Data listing
########

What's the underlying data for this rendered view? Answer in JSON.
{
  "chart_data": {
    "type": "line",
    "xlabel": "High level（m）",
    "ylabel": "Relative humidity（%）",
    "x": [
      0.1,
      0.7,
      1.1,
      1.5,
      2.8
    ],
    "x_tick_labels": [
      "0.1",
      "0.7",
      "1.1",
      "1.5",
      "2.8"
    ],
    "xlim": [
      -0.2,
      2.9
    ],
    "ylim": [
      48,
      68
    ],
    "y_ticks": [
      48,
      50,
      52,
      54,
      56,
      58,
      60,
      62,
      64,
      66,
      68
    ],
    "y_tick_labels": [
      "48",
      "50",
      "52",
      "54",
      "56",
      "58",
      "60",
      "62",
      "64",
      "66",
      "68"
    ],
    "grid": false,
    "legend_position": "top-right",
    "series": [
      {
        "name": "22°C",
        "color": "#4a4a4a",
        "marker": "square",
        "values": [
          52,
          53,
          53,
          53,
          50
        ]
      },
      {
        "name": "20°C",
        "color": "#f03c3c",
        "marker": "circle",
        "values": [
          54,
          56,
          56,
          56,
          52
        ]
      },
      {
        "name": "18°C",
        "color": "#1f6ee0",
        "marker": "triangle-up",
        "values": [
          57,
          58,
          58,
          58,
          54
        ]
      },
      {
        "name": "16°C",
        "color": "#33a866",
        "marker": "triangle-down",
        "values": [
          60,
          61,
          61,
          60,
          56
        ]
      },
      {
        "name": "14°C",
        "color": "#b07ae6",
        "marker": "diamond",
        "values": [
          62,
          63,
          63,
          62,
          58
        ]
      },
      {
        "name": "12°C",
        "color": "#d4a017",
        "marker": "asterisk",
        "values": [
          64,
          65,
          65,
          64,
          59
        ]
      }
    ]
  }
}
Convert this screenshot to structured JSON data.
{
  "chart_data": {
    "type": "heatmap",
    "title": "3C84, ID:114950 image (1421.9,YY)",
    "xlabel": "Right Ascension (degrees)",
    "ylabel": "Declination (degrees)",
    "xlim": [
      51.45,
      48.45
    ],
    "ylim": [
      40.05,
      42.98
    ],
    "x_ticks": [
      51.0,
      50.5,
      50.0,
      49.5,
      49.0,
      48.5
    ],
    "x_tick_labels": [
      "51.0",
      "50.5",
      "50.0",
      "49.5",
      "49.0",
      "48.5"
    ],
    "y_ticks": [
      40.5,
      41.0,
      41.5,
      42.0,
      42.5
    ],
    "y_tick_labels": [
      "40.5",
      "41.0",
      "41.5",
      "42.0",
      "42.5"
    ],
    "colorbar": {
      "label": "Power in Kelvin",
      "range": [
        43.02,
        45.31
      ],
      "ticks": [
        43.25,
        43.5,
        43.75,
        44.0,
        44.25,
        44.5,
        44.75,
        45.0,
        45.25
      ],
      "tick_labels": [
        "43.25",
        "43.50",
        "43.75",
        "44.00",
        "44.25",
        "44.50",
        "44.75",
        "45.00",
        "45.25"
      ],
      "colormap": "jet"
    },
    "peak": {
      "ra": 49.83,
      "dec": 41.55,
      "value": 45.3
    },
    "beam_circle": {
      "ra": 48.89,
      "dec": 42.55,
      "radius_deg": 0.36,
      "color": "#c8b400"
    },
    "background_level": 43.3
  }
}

########

» WHAT THE EXERCISE ASKS:
Reproduce only the lines running from the one with "Convert this screenshot" through the final line of the listing above, both ends included.

» ANSWER:
Convert this screenshot to structured JSON data.
{
  "chart_data": {
    "type": "heatmap",
    "title": "3C84, ID:114950 image (1421.9,YY)",
    "xlabel": "Right Ascension (degrees)",
    "ylabel": "Declination (degrees)",
    "xlim": [
      51.45,
      48.45
    ],
    "ylim": [
      40.05,
      42.98
    ],
    "x_ticks": [
      51.0,
      50.5,
      50.0,
      49.5,
      49.0,
      48.5
    ],
    "x_tick_labels": [
      "51.0",
      "50.5",
      "50.0",
      "49.5",
      "49.0",
      "48.5"
    ],
    "y_ticks": [
      40.5,
      41.0,
      41.5,
      42.0,
      42.5
    ],
    "y_tick_labels": [
      "40.5",
      "41.0",
      "41.5",
      "42.0",
      "42.5"
    ],
    "colorbar": {
      "label": "Power in Kelvin",
      "range": [
        43.02,
        45.31
      ],
      "ticks": [
        43.25,
        43.5,
        43.75,
        44.0,
        44.25,
        44.5,
        44.75,
        45.0,
        45.25
      ],
      "tick_labels": [
        "43.25",
        "43.50",
        "43.75",
        "44.00",
        "44.25",
        "44.50",
        "44.75",
        "45.00",
        "45.25"
      ],
      "colormap": "jet"
    },
    "peak": {
      "ra": 49.83,
      "dec": 41.55,
      "value": 45.3
    },
    "beam_circle": {
      "ra": 48.89,
      "dec": 42.55,
      "radius_deg": 0.36,
      "color": "#c8b400"
    },
    "background_level": 43.3
  }
}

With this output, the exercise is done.